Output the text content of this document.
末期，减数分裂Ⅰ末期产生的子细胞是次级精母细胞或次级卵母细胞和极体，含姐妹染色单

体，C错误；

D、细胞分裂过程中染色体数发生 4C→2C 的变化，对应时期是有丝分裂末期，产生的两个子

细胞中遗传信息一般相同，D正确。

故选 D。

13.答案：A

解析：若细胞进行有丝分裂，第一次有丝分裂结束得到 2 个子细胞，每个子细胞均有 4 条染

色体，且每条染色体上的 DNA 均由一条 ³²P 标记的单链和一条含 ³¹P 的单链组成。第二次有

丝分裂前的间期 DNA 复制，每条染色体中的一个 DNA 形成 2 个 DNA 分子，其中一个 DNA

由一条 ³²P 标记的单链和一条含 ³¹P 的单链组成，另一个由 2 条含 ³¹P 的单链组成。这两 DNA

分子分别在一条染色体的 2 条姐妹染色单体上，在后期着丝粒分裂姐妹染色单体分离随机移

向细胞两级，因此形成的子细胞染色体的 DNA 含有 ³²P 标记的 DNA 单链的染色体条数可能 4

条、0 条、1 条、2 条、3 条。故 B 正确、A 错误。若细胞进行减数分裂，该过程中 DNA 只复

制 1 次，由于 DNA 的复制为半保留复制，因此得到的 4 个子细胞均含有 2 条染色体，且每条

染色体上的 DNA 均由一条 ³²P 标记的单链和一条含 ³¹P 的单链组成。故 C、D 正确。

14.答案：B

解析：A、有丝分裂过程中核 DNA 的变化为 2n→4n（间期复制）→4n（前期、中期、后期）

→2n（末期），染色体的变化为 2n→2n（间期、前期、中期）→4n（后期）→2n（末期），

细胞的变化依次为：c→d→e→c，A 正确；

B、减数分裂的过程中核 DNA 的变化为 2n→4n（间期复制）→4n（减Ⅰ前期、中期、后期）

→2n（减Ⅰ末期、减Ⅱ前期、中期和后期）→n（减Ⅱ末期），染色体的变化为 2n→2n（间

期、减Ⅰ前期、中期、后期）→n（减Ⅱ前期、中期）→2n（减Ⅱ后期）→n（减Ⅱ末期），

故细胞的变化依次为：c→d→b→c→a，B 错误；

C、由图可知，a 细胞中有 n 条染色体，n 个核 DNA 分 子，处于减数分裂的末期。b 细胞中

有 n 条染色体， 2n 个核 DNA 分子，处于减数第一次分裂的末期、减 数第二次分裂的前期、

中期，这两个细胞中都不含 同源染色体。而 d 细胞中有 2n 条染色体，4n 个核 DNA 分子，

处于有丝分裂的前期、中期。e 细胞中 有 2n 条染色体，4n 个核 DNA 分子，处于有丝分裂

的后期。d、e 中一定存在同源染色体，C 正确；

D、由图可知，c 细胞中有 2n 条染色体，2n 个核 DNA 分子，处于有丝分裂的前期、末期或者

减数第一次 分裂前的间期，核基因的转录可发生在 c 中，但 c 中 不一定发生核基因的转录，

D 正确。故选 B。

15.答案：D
________________
### Set task
The records above must be output exactly, in full.

### Response to this exercise
Output the text content of this document.
末期，减数分裂Ⅰ末期产生的子细胞是次级精母细胞或次级卵母细胞和极体，含姐妹染色单

体，C错误；

D、细胞分裂过程中染色体数发生 4C→2C 的变化，对应时期是有丝分裂末期，产生的两个子

细胞中遗传信息一般相同，D正确。

故选 D。

13.答案：A

解析：若细胞进行有丝分裂，第一次有丝分裂结束得到 2 个子细胞，每个子细胞均有 4 条染

色体，且每条染色体上的 DNA 均由一条 ³²P 标记的单链和一条含 ³¹P 的单链组成。第二次有

丝分裂前的间期 DNA 复制，每条染色体中的一个 DNA 形成 2 个 DNA 分子，其中一个 DNA

由一条 ³²P 标记的单链和一条含 ³¹P 的单链组成，另一个由 2 条含 ³¹P 的单链组成。这两 DNA

分子分别在一条染色体的 2 条姐妹染色单体上，在后期着丝粒分裂姐妹染色单体分离随机移

向细胞两级，因此形成的子细胞染色体的 DNA 含有 ³²P 标记的 DNA 单链的染色体条数可能 4

条、0 条、1 条、2 条、3 条。故 B 正确、A 错误。若细胞进行减数分裂，该过程中 DNA 只复

制 1 次，由于 DNA 的复制为半保留复制，因此得到的 4 个子细胞均含有 2 条染色体，且每条

染色体上的 DNA 均由一条 ³²P 标记的单链和一条含 ³¹P 的单链组成。故 C、D 正确。

14.答案：B

解析：A、有丝分裂过程中核 DNA 的变化为 2n→4n（间期复制）→4n（前期、中期、后期）

→2n（末期），染色体的变化为 2n→2n（间期、前期、中期）→4n（后期）→2n（末期），

细胞的变化依次为：c→d→e→c，A 正确；

B、减数分裂的过程中核 DNA 的变化为 2n→4n（间期复制）→4n（减Ⅰ前期、中期、后期）

→2n（减Ⅰ末期、减Ⅱ前期、中期和后期）→n（减Ⅱ末期），染色体的变化为 2n→2n（间

期、减Ⅰ前期、中期、后期）→n（减Ⅱ前期、中期）→2n（减Ⅱ后期）→n（减Ⅱ末期），

故细胞的变化依次为：c→d→b→c→a，B 错误；

C、由图可知，a 细胞中有 n 条染色体，n 个核 DNA 分 子，处于减数分裂的末期。b 细胞中

有 n 条染色体， 2n 个核 DNA 分子，处于减数第一次分裂的末期、减 数第二次分裂的前期、

中期，这两个细胞中都不含 同源染色体。而 d 细胞中有 2n 条染色体，4n 个核 DNA 分子，

处于有丝分裂的前期、中期。e 细胞中 有 2n 条染色体，4n 个核 DNA 分子，处于有丝分裂

的后期。d、e 中一定存在同源染色体，C 正确；

D、由图可知，c 细胞中有 2n 条染色体，2n 个核 DNA 分子，处于有丝分裂的前期、末期或者

减数第一次 分裂前的间期，核基因的转录可发生在 c 中，但 c 中 不一定发生核基因的转录，

D 正确。故选 B。

15.答案：D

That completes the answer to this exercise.